Extract provided:
PARIS, Oct 12: European leaders raced against the clock on Sunday to craft a rescue strategy for banks hit by the worst financial crisis since the 1930s, focusing on pledges to recapitalise banks or buy debt they issue.
According to a draft statement circulated at their summit in Paris, the leaders from the euro currency area were working on a 14-point plan of which two key ingredients were the commitments to provide capital and insure or directly buy into debt issues.
“Governments remain committed to avoid any failure of systematically relevant institutions, through appropriate means, including recapitalisation,” said the draft statement.
French President Nicolas Sarkozy told reporters the meeting would come up with an “ambitious and coordinated plan” to tackle the crisis, which spread from the United States more than a year ago but has hit fever pitch in recent weeks.
Officials suggested action rather than rhetoric could emerge from a gathering that involved the leaders of Britain and the 15 countries of the euro currency zone as well as European Central Bank President Jean-Claude Trichet.

Extracted material:
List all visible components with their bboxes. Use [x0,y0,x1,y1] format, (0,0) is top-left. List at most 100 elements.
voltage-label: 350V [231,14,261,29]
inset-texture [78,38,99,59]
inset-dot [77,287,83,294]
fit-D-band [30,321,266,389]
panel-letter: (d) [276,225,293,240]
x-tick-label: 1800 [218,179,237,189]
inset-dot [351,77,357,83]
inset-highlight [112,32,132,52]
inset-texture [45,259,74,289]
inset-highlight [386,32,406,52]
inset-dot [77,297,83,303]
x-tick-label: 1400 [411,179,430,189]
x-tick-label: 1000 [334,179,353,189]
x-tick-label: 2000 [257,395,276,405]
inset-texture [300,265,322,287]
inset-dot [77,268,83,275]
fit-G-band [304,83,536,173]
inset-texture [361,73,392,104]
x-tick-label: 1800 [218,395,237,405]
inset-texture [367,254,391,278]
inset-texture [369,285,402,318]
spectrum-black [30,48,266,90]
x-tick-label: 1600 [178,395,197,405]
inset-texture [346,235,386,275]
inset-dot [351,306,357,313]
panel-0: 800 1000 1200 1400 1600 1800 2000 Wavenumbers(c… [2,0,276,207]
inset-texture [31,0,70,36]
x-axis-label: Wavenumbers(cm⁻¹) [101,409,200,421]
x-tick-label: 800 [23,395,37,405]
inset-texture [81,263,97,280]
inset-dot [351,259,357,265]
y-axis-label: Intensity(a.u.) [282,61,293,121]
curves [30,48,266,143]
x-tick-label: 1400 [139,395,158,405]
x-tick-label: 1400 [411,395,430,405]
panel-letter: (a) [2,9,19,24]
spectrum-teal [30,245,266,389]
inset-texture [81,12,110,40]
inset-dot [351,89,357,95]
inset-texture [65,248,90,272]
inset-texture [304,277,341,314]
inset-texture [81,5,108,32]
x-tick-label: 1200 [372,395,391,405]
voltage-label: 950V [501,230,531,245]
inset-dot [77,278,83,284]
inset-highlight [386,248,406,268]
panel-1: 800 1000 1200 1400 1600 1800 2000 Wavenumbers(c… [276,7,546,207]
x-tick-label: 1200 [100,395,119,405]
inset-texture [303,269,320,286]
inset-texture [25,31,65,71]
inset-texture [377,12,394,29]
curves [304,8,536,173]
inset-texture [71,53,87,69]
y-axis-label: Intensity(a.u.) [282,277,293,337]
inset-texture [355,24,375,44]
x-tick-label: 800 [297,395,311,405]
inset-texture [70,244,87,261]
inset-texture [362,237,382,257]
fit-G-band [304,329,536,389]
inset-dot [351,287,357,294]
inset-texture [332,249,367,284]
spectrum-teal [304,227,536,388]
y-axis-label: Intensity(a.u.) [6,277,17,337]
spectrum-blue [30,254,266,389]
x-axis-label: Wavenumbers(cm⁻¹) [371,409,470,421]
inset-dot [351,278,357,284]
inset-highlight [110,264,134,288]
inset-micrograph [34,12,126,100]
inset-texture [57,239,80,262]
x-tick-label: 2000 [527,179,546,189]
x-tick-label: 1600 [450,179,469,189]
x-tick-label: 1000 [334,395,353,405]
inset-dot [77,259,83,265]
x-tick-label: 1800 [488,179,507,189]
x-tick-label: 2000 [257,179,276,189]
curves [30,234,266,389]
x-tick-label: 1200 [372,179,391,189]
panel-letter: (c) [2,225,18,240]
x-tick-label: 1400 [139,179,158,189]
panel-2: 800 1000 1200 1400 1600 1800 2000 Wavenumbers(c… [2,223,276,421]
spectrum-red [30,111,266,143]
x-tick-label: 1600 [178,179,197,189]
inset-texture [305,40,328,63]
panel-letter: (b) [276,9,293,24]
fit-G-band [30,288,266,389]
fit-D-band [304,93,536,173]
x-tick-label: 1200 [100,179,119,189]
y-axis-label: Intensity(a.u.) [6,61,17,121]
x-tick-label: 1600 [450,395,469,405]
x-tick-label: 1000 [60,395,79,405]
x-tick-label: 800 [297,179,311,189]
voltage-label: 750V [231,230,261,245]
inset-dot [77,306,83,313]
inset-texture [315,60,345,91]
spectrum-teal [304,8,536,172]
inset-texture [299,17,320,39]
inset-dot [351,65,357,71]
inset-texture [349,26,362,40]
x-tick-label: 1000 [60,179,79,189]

Exercise instructions:
1. Summarize the news report on the Paris summit in two sentences.
2. Please write out the news report on the Paris summit from the words "According to a" up to and including the words "in recent weeks.".
3. Answer these questions about the news report on the Paris summit:
(a) How many points did the plan in the draft statement have?
(b) From which country did the crisis spread?
(c) Who was the European Central Bank President at the gathering?

Solutions to the exercise:
1. On Sunday, Oct 12, European leaders in Paris worked on a rescue strategy for banks hit by the worst financial crisis since the 1930s, focusing on pledges to recapitalize banks or buy debt they issue. A draft statement set out a 14-point plan, and French President Nicolas Sarkozy said the meeting would produce an "ambitious and coordinated plan" to tackle the crisis.

2.
According to a draft statement circulated at their summit in Paris, the leaders from the euro currency area were working on a 14-point plan of which two key ingredients were the commitments to provide capital and insure or directly buy into debt issues.
“Governments remain committed to avoid any failure of systematically relevant institutions, through appropriate means, including recapitalisation,” said the draft statement.
French President Nicolas Sarkozy told reporters the meeting would come up with an “ambitious and coordinated plan” to tackle the crisis, which spread from the United States more than a year ago but has hit fever pitch in recent weeks.

3.
(a) 14
(b) The United States
(c) Jean-Claude Trichet